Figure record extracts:
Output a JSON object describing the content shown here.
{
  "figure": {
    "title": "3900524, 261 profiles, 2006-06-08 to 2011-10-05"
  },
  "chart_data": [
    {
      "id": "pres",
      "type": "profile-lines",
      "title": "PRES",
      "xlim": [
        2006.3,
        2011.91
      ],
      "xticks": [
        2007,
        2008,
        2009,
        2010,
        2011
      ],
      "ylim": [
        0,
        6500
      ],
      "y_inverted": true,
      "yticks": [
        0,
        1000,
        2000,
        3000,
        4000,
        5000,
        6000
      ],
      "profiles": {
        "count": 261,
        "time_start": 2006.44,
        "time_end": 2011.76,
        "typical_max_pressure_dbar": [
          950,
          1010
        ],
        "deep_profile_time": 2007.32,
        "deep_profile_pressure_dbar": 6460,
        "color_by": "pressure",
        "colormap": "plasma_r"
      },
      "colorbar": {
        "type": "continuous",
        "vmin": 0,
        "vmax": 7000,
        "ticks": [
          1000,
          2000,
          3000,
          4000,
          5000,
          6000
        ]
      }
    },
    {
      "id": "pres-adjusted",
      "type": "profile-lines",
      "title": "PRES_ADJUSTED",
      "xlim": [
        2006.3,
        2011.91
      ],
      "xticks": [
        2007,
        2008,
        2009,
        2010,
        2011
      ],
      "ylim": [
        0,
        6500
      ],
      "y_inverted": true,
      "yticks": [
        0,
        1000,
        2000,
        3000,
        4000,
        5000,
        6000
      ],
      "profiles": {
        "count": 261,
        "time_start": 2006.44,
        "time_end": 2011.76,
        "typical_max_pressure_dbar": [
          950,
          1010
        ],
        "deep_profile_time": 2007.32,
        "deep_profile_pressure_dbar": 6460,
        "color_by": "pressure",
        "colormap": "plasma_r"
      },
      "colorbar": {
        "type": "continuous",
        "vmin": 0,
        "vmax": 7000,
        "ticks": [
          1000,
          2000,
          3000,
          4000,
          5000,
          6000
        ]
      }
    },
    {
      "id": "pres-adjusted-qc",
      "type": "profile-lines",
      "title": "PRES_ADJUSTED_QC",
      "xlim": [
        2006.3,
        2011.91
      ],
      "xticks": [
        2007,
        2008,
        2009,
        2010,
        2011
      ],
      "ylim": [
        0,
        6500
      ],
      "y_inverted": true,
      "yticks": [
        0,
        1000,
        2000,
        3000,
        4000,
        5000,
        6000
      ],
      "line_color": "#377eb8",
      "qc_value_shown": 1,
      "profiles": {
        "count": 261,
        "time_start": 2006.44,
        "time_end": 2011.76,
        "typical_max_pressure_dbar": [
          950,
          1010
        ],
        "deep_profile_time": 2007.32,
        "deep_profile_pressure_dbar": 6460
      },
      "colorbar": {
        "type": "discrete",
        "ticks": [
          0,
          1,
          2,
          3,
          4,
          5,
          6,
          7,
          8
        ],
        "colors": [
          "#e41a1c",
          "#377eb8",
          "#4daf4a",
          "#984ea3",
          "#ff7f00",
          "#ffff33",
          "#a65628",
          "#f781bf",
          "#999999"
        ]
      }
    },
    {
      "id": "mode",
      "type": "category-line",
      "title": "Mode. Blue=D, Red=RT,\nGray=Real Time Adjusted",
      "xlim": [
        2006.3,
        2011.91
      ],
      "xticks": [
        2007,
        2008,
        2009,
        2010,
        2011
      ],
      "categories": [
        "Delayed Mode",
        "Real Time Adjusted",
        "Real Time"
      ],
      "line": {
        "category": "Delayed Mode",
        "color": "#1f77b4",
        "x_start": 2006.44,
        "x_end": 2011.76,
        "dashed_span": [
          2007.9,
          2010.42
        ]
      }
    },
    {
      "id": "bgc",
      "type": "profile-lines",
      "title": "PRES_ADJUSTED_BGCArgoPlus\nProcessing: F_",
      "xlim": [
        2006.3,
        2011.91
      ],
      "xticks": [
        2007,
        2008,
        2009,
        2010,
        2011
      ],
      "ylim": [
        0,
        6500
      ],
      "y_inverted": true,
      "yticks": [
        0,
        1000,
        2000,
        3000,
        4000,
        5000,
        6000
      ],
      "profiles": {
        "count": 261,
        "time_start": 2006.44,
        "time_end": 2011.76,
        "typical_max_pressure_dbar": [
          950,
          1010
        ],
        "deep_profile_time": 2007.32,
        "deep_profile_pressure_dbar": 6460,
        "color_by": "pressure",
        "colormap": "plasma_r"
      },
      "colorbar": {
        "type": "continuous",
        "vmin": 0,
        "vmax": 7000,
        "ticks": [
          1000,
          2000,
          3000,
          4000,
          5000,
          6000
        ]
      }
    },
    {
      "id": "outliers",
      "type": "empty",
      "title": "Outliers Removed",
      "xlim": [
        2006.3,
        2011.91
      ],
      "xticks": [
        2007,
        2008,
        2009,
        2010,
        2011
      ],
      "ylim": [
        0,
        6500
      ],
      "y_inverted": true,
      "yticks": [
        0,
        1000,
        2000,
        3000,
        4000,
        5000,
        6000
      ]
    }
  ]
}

Aim of the task:
Reproduce the material exactly, with every line intact.

Final result:
Output a JSON object describing the content shown here.
{
  "figure": {
    "title": "3900524, 261 profiles, 2006-06-08 to 2011-10-05"
  },
  "chart_data": [
    {
      "id": "pres",
      "type": "profile-lines",
      "title": "PRES",
      "xlim": [
        2006.3,
        2011.91
      ],
      "xticks": [
        2007,
        2008,
        2009,
        2010,
        2011
      ],
      "ylim": [
        0,
        6500
      ],
      "y_inverted": true,
      "yticks": [
        0,
        1000,
        2000,
        3000,
        4000,
        5000,
        6000
      ],
      "profiles": {
        "count": 261,
        "time_start": 2006.44,
        "time_end": 2011.76,
        "typical_max_pressure_dbar": [
          950,
          1010
        ],
        "deep_profile_time": 2007.32,
        "deep_profile_pressure_dbar": 6460,
        "color_by": "pressure",
        "colormap": "plasma_r"
      },
      "colorbar": {
        "type": "continuous",
        "vmin": 0,
        "vmax": 7000,
        "ticks": [
          1000,
          2000,
          3000,
          4000,
          5000,
          6000
        ]
      }
    },
    {
      "id": "pres-adjusted",
      "type": "profile-lines",
      "title": "PRES_ADJUSTED",
      "xlim": [
        2006.3,
        2011.91
      ],
      "xticks": [
        2007,
        2008,
        2009,
        2010,
        2011
      ],
      "ylim": [
        0,
        6500
      ],
      "y_inverted": true,
      "yticks": [
        0,
        1000,
        2000,
        3000,
        4000,
        5000,
        6000
      ],
      "profiles": {
        "count": 261,
        "time_start": 2006.44,
        "time_end": 2011.76,
        "typical_max_pressure_dbar": [
          950,
          1010
        ],
        "deep_profile_time": 2007.32,
        "deep_profile_pressure_dbar": 6460,
        "color_by": "pressure",
        "colormap": "plasma_r"
      },
      "colorbar": {
        "type": "continuous",
        "vmin": 0,
        "vmax": 7000,
        "ticks": [
          1000,
          2000,
          3000,
          4000,
          5000,
          6000
        ]
      }
    },
    {
      "id": "pres-adjusted-qc",
      "type": "profile-lines",
      "title": "PRES_ADJUSTED_QC",
      "xlim": [
        2006.3,
        2011.91
      ],
      "xticks": [
        2007,
        2008,
        2009,
        2010,
        2011
      ],
      "ylim": [
        0,
        6500
      ],
      "y_inverted": true,
      "yticks": [
        0,
        1000,
        2000,
        3000,
        4000,
        5000,
        6000
      ],
      "line_color": "#377eb8",
      "qc_value_shown": 1,
      "profiles": {
        "count": 261,
        "time_start": 2006.44,
        "time_end": 2011.76,
        "typical_max_pressure_dbar": [
          950,
          1010
        ],
        "deep_profile_time": 2007.32,
        "deep_profile_pressure_dbar": 6460
      },
      "colorbar": {
        "type": "discrete",
        "ticks": [
          0,
          1,
          2,
          3,
          4,
          5,
          6,
          7,
          8
        ],
        "colors": [
          "#e41a1c",
          "#377eb8",
          "#4daf4a",
          "#984ea3",
          "#ff7f00",
          "#ffff33",
          "#a65628",
          "#f781bf",
          "#999999"
        ]
      }
    },
    {
      "id": "mode",
      "type": "category-line",
      "title": "Mode. Blue=D, Red=RT,\nGray=Real Time Adjusted",
      "xlim": [
        2006.3,
        2011.91
      ],
      "xticks": [
        2007,
        2008,
        2009,
        2010,
        2011
      ],
      "categories": [
        "Delayed Mode",
        "Real Time Adjusted",
        "Real Time"
      ],
      "line": {
        "category": "Delayed Mode",
        "color": "#1f77b4",
        "x_start": 2006.44,
        "x_end": 2011.76,
        "dashed_span": [
          2007.9,
          2010.42
        ]
      }
    },
    {
      "id": "bgc",
      "type": "profile-lines",
      "title": "PRES_ADJUSTED_BGCArgoPlus\nProcessing: F_",
      "xlim": [
        2006.3,
        2011.91
      ],
      "xticks": [
        2007,
        2008,
        2009,
        2010,
        2011
      ],
      "ylim": [
        0,
        6500
      ],
      "y_inverted": true,
      "yticks": [
        0,
        1000,
        2000,
        3000,
        4000,
        5000,
        6000
      ],
      "profiles": {
        "count": 261,
        "time_start": 2006.44,
        "time_end": 2011.76,
        "typical_max_pressure_dbar": [
          950,
          1010
        ],
        "deep_profile_time": 2007.32,
        "deep_profile_pressure_dbar": 6460,
        "color_by": "pressure",
        "colormap": "plasma_r"
      },
      "colorbar": {
        "type": "continuous",
        "vmin": 0,
        "vmax": 7000,
        "ticks": [
          1000,
          2000,
          3000,
          4000,
          5000,
          6000
        ]
      }
    },
    {
      "id": "outliers",
      "type": "empty",
      "title": "Outliers Removed",
      "xlim": [
        2006.3,
        2011.91
      ],
      "xticks": [
        2007,
        2008,
        2009,
        2010,
        2011
      ],
      "ylim": [
        0,
        6500
      ],
      "y_inverted": true,
      "yticks": [
        0,
        1000,
        2000,
        3000,
        4000,
        5000,
        6000
      ]
    }
  ]
}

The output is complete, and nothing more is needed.